Work out the number of lines containing "Folioblatt". Give that number alone.
-------
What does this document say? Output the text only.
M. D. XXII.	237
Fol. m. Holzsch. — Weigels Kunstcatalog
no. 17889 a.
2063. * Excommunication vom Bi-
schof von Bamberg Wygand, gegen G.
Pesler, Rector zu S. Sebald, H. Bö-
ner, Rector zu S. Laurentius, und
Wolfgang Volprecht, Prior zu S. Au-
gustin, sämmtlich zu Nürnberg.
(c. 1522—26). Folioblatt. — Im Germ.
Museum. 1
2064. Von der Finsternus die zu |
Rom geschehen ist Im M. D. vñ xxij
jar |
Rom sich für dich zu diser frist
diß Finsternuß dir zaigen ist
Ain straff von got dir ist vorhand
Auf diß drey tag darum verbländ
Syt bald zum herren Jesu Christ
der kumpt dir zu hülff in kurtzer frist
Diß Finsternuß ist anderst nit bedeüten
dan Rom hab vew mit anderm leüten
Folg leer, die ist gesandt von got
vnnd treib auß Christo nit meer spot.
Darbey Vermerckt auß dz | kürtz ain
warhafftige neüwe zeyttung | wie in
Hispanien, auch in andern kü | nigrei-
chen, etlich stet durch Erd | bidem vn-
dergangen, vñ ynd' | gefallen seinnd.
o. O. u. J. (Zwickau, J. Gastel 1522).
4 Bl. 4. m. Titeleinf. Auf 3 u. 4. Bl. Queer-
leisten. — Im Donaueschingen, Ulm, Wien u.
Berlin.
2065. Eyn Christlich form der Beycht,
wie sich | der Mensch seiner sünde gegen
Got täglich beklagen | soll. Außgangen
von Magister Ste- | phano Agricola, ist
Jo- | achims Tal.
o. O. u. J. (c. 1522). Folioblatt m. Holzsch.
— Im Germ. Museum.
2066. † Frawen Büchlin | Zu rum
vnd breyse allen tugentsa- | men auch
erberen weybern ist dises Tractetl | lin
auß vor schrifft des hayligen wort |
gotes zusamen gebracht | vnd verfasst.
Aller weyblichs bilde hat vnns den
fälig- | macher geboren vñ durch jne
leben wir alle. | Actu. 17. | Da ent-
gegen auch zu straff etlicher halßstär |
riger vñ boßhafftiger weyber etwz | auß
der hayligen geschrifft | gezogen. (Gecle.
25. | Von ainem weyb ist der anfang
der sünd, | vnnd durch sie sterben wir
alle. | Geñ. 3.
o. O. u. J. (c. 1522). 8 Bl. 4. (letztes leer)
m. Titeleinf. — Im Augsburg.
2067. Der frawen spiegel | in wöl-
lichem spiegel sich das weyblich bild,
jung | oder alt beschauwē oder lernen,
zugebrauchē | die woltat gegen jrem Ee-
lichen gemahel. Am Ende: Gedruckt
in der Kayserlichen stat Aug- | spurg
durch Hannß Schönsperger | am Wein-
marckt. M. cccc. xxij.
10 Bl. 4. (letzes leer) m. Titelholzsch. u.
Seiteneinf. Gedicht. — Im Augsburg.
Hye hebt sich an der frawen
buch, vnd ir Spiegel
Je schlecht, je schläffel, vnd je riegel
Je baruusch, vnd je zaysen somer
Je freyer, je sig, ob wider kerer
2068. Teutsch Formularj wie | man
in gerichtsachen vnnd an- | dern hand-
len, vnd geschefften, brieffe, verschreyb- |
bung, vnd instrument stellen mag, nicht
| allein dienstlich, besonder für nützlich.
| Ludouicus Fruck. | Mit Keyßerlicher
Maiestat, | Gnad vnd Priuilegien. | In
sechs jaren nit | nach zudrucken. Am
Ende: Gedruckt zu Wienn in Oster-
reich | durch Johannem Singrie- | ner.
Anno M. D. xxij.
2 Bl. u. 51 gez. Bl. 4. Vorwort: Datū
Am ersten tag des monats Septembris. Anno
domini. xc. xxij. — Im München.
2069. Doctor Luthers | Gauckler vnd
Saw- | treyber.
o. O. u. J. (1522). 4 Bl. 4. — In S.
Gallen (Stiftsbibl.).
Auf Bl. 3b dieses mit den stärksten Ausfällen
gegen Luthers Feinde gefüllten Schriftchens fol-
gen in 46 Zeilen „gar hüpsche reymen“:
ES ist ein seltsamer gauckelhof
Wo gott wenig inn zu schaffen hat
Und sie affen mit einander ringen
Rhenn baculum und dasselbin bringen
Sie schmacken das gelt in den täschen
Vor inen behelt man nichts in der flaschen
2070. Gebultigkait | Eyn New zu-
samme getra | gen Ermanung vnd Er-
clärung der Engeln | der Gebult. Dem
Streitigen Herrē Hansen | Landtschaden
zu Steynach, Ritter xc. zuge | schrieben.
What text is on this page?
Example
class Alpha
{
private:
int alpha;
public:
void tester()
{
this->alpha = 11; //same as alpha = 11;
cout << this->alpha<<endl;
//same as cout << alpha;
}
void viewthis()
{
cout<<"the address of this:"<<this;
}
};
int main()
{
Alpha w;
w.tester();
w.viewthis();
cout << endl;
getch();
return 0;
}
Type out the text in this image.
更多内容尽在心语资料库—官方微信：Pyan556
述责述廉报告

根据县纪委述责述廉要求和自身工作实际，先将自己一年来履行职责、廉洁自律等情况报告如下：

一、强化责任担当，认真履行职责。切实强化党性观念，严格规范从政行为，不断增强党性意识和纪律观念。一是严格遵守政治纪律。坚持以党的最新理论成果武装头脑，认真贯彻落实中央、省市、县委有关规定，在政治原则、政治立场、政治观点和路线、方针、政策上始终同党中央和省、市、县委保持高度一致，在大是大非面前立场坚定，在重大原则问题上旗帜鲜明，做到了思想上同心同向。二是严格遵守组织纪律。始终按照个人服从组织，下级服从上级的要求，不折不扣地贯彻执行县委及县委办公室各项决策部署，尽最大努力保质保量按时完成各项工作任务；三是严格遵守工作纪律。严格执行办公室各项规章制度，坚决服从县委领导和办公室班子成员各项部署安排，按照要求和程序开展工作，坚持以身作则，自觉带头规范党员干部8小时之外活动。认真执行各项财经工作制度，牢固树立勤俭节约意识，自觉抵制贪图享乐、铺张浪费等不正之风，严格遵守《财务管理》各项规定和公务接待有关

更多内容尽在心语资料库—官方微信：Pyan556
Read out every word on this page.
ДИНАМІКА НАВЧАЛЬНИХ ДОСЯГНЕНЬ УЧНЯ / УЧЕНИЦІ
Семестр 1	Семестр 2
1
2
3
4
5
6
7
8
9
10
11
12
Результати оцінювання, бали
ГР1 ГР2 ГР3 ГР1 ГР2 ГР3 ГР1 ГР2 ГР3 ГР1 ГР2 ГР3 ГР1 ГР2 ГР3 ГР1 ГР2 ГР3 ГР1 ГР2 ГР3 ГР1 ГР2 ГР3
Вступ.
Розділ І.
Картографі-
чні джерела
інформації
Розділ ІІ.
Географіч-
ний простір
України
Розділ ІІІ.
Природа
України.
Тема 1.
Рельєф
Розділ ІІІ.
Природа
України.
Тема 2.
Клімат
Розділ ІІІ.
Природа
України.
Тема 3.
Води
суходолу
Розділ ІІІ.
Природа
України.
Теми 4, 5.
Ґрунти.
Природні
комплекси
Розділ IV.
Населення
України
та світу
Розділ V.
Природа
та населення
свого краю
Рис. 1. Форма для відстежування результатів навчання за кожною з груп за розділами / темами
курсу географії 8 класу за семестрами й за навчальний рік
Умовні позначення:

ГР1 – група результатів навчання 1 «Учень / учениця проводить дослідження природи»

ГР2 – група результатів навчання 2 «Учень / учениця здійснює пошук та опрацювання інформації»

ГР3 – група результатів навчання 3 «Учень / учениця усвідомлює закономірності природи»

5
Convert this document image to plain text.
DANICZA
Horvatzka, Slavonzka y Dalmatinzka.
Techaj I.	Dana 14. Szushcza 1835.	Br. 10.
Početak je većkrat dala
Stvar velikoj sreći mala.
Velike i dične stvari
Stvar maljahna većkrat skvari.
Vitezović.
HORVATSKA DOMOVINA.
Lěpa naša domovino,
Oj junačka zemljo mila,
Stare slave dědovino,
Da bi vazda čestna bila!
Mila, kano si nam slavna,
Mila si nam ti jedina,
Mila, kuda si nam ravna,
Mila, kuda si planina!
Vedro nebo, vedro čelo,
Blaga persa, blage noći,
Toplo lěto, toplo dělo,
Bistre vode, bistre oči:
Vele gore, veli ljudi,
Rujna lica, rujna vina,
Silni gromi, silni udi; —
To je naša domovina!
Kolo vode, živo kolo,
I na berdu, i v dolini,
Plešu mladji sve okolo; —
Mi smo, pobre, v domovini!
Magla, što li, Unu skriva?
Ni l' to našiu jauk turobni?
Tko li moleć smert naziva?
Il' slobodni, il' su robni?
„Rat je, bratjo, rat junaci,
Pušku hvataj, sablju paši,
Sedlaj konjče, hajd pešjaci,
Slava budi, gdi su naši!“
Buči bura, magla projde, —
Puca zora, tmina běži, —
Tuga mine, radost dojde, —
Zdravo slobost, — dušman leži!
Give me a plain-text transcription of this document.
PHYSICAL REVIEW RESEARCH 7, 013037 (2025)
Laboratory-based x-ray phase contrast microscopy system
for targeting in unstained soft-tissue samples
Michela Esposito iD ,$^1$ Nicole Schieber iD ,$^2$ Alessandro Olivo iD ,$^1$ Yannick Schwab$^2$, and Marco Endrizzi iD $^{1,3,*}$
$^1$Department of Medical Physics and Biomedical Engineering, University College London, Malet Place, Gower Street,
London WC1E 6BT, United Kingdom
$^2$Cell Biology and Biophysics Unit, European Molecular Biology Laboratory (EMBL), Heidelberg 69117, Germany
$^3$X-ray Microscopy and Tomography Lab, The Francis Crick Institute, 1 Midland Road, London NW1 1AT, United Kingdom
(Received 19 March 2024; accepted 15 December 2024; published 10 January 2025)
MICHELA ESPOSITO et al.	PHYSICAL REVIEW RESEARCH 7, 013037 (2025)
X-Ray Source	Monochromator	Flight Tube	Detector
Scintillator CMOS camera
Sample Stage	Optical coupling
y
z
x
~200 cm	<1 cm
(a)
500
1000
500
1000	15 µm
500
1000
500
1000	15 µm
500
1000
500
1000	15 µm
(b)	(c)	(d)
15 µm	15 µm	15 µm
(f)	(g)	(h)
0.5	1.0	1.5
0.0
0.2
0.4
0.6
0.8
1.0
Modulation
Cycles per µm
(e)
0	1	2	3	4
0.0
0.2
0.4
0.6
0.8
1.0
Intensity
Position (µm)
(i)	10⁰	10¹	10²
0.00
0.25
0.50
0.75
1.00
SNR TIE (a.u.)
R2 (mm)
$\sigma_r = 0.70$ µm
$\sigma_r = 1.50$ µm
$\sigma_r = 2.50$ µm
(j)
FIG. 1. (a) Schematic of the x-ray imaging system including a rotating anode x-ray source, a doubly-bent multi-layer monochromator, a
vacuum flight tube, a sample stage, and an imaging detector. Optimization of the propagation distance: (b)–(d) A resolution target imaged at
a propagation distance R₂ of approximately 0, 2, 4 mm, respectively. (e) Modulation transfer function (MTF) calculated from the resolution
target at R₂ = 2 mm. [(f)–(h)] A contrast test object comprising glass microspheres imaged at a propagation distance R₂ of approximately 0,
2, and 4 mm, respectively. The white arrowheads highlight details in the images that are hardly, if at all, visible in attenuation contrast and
-------
_RESPONSE TO THE EXERCISE_: 2